*WHAT YOU NEED TO DO:* Each line that contains the string "title" counts once; report how many such lines appear in the data, as a number only.

################

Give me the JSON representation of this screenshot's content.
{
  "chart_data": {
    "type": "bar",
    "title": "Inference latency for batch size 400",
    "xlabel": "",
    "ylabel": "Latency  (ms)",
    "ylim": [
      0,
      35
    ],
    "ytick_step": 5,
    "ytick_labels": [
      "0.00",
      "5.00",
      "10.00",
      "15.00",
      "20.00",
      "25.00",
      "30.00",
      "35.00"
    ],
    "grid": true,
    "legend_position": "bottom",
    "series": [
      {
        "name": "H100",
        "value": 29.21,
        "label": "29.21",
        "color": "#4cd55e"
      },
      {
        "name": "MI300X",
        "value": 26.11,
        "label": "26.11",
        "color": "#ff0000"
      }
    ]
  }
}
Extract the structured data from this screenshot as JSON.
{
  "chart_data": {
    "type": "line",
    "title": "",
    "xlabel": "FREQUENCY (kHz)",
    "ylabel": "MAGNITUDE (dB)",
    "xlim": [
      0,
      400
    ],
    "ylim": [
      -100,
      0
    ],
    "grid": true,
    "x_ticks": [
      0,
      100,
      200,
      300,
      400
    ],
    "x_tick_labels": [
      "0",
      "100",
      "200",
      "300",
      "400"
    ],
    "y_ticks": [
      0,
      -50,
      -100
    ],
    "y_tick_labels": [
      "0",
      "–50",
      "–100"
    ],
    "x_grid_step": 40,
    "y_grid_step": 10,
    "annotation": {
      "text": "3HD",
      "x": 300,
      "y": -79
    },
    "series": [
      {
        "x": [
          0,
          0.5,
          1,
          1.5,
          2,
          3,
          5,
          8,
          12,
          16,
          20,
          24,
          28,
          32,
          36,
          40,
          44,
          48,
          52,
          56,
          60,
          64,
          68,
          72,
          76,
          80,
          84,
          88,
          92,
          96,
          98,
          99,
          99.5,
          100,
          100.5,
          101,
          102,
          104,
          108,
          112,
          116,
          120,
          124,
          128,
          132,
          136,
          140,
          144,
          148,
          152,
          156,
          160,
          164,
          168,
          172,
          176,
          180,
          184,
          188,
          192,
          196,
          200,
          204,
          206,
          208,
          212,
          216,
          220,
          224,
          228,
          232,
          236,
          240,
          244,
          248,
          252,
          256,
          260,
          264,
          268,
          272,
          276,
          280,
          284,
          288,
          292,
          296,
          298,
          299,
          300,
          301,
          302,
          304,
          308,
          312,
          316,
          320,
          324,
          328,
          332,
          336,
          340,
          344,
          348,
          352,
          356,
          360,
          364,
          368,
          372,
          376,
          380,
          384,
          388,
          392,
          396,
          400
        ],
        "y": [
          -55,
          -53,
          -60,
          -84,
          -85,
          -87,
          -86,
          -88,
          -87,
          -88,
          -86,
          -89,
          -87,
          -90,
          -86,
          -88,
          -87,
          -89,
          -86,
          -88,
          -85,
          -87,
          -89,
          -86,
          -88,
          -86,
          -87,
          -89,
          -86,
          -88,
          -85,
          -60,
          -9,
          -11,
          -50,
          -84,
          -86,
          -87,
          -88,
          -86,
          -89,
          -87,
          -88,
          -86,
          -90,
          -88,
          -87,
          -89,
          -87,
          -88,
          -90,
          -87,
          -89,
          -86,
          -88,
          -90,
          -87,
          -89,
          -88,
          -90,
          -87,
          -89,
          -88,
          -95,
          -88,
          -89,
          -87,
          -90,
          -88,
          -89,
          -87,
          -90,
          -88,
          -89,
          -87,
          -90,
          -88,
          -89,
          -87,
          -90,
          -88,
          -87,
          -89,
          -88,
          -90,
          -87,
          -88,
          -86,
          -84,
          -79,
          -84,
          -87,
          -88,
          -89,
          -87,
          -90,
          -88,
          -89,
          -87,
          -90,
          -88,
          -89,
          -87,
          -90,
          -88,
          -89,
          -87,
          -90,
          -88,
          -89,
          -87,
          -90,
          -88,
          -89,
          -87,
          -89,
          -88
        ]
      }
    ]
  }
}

################

*EXERCISE OUTPUT:* 2